Check each line of the listing below for the word "Registry" and say how many lines have it. Nothing else should be written.
-- begin Provided information --
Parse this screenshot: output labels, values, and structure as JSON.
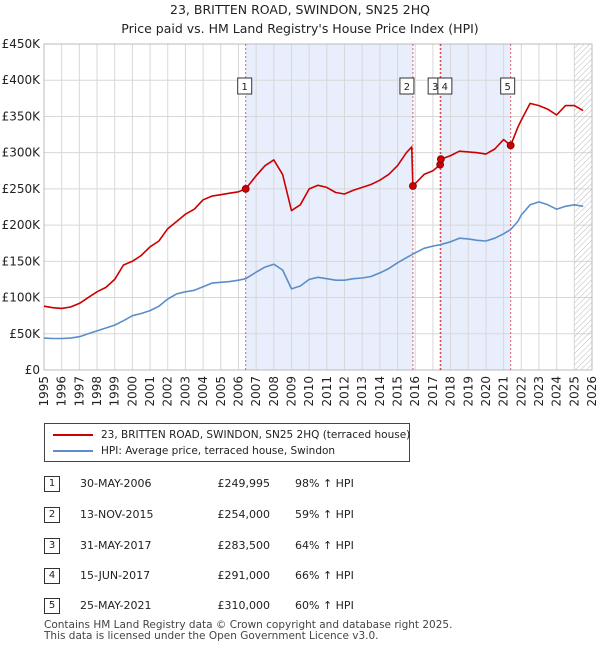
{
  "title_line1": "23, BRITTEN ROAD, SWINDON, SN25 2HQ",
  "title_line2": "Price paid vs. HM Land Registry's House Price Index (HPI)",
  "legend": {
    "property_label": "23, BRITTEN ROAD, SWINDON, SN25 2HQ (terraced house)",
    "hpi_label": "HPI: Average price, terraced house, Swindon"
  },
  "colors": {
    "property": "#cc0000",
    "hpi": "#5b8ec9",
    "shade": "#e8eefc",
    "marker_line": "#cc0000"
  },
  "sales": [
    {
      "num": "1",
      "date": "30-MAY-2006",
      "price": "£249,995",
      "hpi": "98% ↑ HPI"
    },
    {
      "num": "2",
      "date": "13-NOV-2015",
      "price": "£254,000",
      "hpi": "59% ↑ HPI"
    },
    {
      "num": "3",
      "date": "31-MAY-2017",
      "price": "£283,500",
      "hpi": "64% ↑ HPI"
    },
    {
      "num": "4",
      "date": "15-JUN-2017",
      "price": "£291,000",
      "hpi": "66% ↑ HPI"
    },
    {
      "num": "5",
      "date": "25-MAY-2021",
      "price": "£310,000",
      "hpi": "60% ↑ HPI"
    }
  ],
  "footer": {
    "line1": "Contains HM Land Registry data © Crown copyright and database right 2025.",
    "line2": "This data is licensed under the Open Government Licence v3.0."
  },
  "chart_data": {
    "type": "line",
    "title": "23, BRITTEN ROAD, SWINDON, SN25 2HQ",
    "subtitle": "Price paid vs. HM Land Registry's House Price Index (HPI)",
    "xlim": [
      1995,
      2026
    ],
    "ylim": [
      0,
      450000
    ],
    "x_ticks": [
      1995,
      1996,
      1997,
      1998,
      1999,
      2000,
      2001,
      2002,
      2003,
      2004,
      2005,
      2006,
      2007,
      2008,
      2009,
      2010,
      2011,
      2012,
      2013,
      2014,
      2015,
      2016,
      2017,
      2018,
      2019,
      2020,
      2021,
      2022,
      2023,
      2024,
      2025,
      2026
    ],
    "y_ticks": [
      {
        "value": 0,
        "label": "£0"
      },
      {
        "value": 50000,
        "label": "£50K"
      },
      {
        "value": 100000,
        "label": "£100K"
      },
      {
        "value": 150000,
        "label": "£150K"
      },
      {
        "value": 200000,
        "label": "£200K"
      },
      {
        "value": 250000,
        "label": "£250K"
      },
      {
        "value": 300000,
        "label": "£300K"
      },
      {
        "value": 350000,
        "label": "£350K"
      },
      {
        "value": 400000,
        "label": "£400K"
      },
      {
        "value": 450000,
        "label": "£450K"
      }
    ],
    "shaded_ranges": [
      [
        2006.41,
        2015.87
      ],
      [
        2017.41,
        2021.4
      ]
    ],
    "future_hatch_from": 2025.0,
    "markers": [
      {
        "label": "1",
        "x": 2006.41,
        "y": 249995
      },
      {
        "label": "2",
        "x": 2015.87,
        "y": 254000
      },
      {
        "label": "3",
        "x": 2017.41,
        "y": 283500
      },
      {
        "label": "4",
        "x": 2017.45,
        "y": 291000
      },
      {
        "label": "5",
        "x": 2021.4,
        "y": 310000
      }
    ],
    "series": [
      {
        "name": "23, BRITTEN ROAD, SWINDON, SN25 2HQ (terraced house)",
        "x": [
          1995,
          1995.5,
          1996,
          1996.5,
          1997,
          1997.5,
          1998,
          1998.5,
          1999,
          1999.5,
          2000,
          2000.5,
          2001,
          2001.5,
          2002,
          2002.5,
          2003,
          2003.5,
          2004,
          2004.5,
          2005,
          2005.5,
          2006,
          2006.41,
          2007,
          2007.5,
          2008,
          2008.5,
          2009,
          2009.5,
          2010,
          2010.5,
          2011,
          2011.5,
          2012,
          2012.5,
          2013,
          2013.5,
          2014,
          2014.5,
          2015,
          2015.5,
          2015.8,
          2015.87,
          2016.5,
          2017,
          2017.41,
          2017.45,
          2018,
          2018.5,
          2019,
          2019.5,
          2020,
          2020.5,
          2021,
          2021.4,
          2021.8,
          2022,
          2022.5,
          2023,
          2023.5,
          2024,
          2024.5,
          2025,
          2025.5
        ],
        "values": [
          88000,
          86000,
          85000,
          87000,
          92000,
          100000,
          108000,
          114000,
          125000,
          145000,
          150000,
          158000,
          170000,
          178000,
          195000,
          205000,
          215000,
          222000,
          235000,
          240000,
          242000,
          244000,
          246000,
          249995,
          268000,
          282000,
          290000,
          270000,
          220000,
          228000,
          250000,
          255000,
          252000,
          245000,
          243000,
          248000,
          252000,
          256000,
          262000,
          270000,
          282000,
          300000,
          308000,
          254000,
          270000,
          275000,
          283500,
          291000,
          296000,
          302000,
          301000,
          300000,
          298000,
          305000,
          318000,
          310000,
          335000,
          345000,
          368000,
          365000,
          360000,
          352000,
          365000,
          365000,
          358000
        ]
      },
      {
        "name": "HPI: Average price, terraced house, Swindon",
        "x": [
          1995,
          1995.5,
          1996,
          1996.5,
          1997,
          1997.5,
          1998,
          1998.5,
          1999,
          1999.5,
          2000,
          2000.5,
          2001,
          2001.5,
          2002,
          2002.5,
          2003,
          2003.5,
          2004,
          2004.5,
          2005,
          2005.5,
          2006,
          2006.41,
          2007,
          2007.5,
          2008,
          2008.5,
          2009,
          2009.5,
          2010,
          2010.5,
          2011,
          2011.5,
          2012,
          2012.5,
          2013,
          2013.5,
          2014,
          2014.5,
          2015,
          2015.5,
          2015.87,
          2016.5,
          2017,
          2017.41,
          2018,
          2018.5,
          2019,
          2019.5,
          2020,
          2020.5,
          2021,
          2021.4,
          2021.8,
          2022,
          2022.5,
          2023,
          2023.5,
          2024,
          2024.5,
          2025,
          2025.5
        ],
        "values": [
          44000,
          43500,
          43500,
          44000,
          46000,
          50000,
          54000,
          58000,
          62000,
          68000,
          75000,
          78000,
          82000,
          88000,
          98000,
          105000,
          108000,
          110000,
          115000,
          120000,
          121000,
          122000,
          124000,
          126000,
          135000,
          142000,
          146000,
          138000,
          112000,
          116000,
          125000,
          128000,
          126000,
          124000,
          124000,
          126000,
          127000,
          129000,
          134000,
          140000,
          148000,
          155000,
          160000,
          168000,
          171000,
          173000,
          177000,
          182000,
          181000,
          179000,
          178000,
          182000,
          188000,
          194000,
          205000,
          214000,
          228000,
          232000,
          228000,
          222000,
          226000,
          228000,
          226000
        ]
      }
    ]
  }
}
-- end Provided information --
-- begin Provided information --
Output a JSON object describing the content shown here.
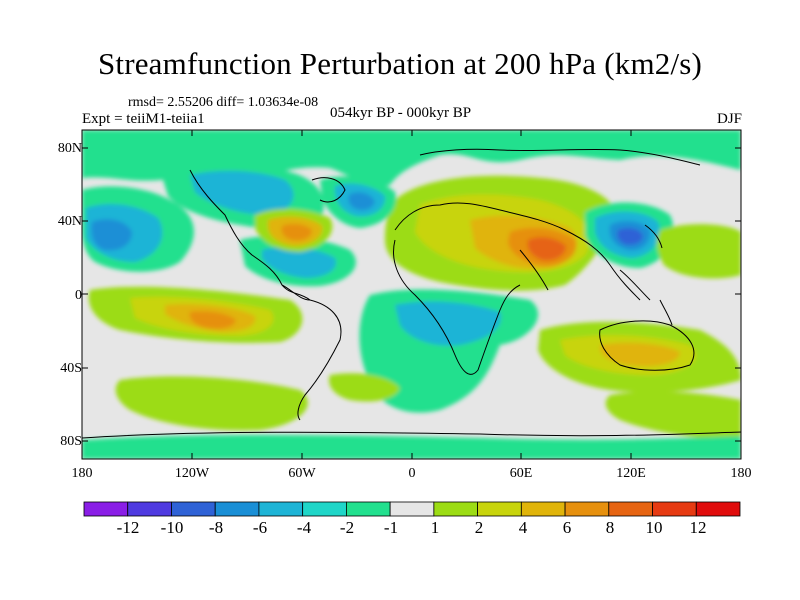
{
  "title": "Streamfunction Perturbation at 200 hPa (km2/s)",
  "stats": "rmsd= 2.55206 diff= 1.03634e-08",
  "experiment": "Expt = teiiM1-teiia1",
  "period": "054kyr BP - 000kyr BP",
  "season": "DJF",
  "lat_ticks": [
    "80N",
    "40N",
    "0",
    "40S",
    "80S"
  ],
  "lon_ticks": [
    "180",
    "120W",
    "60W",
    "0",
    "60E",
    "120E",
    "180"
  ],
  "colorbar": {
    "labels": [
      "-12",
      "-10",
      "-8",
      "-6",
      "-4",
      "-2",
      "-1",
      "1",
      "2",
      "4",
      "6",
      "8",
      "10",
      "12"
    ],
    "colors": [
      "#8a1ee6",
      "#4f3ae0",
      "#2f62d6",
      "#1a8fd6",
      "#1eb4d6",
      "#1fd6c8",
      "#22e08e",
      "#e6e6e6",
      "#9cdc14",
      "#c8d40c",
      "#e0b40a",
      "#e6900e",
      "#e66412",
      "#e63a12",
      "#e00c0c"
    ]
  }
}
-- end Provided information --
▶ _Solved exercise_: 3